- KUTIPAN TEKS
OLEH: AGUS AFFIANTO [1]
a. Penentuan proporsi bagi hasil secara intuitif; dan
b. Penentuan proporsi bagi hasil berdasarkan nilai peran masing-masing pihak.
Bentuk penentuan proporsi bagi hasil seperti pada point (a) tersebut seringkali dilakukan oleh salah satu pihak yang mempunyai posisi tawar yang lebih tinggi dibandingkan pihak yang lain. Contoh sehari-hari yang paling mudah dilihat, walaupun tidak semua pemilik tanah berperilaku demikian adalah penentuan proporsi bagi hasil antara pemilik tanah dan petani penggarap. Seringkali karena terdesak kebutuhan, petani penggarap harus menerima proporsi bagi hasil yang sudah ditentukan oleh pemilik tanah pertanian.
Penentuan proporsi bagi hasil secara sepihak juga dapat dilihat pada mekanisme bagi hasil dalam Pengelolaan Hutan Bersama Masyarakat (PHBM). Sebagaimana yang tercantum pada pasal 5 Keputusan Direksi Perhutani No. 001/KPTS/DIR/2002 tanggal 2 Januari 2002 tentang Pedoman Berbagi Hasil Hutan Kayu, proporsi bagi hasil maksimum yang berhak diterima oleh Kelompok Masyarakat Desa Hutan adalah sebesar 100% untuk penjarangan pertama, 25% untuk penjarangan lanjutan, dan 25% untuk hasil tebangan akhir. Artinya, pada seluruh wilayah kerja Perhutani, masyarakat desa hutan akan menerima proporsi maksimum sebesar seperti yang dikemukakan tersebut diatas apabila kerjasama dimulai dari tanah kosong. Sementara, proporsi bagi hasil akan semakin kecil apabila kerjasama dimulai dari areal yang bertegakan, sebagaimana tercantum pada Pasal 6 dan 7 dalam keputusan yang sama.
Terdapat 3 pertanyaan evaluatif yang muncul melihat fenomena tersebut diatas. Ketiga pertanyaan tersebut adalah:
a. | Dapatkah proporsi sebagaimana yang tercantum dalam Keputusan No. 001/KPTS/DIR/2002 tersebut diberlakukan secara umum di seluruh wilayah kerja Perhutani? |
b. | Dapatkah prosentase bagi hasil ditetapkan secara berbeda pada satu proses produksi yang sama? |
c. | Apa dasar penentuan munculnya angka 100% (untuk penjarangan pertama) dan maksimum 25% ( untuk penjarangan lanjutan dan tebangan akhir) tersebut? |
Kotak 1 KEPUTUSAN DIREKSI PT PERHUTANI (PERSERO) NOMOR: 001/KPTS/DIR/2002 TENTANG PEDOMAN BERBAGI HASIL HUTAN KAYU Bagian Kedua |
Argumentasi dan dasar penentuan proporsi bagi hasil seperti yang tercantum pada Keputusan Direksi tersebut mutlak diperlukan untuk menghindari adanya konflik dimasa mendatang. Karena, bagaimanapun seharusnya bagi hasil pendapatan yang diperoleh dalam suatu proses produksi adalah didasarkan pada input share dari para pihak yang berkontribusi pada proses produksi tersebut.

- Anotasi elemen tata letak

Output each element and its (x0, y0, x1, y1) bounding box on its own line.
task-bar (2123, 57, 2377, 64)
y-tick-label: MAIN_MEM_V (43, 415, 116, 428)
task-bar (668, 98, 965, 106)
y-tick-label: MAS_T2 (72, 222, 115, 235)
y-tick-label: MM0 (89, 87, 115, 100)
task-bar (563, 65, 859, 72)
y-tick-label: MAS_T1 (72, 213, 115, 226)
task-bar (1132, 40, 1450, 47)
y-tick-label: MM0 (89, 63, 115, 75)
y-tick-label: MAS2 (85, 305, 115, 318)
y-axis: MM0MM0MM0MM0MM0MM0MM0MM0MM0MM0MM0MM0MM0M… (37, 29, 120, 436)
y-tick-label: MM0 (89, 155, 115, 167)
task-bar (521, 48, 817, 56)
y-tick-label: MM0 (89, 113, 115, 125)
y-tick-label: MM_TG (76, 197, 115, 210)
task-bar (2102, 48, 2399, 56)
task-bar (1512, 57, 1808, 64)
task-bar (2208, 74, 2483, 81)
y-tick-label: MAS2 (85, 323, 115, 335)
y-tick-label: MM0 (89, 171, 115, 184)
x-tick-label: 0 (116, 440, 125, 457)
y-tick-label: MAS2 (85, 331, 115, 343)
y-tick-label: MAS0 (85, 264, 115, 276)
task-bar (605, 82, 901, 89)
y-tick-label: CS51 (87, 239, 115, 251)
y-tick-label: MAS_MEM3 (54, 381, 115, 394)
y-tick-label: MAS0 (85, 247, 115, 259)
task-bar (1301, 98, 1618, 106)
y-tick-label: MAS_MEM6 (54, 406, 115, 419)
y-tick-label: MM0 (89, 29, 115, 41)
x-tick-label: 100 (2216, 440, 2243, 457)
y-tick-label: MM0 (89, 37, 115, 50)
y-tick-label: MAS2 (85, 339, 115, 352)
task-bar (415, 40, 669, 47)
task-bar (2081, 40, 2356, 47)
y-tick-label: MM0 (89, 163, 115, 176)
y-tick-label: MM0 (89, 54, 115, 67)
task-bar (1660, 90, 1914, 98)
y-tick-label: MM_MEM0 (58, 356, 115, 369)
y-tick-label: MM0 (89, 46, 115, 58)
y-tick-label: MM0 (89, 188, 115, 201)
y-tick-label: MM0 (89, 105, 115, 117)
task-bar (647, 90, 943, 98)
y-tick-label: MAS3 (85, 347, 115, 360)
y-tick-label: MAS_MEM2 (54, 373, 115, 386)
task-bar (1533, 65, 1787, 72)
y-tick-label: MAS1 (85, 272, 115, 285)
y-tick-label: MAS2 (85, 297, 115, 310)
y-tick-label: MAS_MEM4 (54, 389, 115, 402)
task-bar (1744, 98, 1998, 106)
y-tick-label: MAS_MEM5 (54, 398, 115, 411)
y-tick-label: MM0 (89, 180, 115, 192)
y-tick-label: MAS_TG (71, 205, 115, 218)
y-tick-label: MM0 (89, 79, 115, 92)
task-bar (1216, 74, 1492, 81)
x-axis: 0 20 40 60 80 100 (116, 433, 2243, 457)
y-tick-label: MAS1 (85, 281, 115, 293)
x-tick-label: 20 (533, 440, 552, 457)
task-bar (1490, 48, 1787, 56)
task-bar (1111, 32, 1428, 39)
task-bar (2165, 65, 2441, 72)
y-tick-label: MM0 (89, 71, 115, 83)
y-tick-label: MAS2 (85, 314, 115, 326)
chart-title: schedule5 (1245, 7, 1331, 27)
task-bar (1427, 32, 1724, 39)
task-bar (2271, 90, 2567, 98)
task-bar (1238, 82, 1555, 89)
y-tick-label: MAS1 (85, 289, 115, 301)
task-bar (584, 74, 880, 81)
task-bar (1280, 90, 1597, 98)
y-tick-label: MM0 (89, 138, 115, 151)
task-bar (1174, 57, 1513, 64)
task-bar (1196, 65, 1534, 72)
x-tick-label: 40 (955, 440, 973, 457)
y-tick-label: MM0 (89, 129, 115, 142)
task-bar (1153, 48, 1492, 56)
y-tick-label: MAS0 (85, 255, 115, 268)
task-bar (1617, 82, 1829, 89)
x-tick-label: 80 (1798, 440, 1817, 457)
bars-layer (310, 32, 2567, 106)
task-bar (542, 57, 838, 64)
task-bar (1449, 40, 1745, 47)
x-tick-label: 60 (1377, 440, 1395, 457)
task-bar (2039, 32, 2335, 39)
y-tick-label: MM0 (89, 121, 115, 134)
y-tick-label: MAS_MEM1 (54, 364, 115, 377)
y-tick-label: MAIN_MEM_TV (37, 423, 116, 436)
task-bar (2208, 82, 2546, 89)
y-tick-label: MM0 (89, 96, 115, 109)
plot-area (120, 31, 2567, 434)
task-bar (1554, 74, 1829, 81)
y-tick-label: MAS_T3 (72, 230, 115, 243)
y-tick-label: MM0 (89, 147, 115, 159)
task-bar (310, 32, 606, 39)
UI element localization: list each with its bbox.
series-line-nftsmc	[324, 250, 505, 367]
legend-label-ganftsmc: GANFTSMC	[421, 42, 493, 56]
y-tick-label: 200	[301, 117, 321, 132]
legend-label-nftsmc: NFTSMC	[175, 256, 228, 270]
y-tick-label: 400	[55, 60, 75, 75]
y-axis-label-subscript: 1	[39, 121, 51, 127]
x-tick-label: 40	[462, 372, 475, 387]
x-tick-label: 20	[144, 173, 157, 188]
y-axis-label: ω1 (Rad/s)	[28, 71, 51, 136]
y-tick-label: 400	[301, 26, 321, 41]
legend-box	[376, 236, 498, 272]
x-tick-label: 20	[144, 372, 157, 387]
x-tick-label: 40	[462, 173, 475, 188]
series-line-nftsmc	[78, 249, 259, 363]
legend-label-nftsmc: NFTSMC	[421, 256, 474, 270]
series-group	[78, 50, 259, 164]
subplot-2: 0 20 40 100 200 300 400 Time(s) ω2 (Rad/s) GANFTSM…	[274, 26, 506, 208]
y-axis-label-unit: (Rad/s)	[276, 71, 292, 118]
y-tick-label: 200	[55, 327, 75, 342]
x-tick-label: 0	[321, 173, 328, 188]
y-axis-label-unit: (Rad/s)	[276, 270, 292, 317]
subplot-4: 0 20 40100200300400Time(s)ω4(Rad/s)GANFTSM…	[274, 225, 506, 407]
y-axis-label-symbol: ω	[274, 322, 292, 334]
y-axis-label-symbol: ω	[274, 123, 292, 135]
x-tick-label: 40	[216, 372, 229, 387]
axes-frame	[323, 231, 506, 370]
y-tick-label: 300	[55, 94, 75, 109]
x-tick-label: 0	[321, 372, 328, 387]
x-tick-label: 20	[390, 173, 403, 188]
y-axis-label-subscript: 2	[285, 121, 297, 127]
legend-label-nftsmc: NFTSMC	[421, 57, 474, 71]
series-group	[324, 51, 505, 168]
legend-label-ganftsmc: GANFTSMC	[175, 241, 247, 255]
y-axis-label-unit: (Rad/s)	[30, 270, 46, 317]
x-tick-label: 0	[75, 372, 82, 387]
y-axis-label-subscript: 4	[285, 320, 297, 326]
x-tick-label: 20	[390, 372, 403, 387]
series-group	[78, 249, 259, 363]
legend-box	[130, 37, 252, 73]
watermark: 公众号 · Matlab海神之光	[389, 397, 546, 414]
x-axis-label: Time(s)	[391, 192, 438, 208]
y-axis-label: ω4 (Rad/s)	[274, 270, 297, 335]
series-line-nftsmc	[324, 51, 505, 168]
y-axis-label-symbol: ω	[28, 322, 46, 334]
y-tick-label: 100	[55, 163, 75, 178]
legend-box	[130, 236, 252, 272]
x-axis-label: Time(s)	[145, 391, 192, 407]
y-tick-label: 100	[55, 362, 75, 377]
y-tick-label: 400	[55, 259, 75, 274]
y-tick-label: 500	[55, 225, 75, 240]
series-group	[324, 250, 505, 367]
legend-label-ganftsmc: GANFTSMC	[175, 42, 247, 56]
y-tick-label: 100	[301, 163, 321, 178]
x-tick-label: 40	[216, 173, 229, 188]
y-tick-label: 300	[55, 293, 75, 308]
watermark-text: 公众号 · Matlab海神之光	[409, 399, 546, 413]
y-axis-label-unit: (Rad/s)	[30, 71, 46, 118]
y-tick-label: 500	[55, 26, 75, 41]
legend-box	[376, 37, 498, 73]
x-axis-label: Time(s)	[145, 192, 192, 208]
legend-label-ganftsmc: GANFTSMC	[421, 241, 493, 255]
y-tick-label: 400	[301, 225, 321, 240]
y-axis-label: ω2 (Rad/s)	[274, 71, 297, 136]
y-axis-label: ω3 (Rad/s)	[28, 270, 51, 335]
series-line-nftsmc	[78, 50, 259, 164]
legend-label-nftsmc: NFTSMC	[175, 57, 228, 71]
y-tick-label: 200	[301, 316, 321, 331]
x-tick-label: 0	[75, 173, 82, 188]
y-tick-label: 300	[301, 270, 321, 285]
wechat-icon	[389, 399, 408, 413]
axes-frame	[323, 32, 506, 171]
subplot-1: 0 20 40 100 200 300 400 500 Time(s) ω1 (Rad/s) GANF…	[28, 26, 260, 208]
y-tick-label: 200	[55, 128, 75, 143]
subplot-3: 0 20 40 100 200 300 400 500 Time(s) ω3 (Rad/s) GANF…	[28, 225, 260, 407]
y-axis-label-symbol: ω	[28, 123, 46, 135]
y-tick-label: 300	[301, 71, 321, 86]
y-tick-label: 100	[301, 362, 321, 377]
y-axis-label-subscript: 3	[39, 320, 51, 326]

- TUJUAN LATIHAN
Jawab pertanyaan berikut berdasarkan kutipan teks tentang bagi hasil:
(a) Dalam contoh sehari-hari, penentuan proporsi bagi hasil terjadi antara pihak mana saja?
(b) Berapa proporsi maksimum yang berhak diterima Kelompok Masyarakat Desa Hutan untuk penjarangan lanjutan?
(c) Menurut paragraf terakhir, bagi hasil pendapatan seharusnya didasarkan pada apa?

- HASIL LATIHAN
(a) Antara pemilik tanah dan petani penggarap.
(b) 25%.
(c) Pada input share dari para pihak yang berkontribusi pada proses produksi tersebut.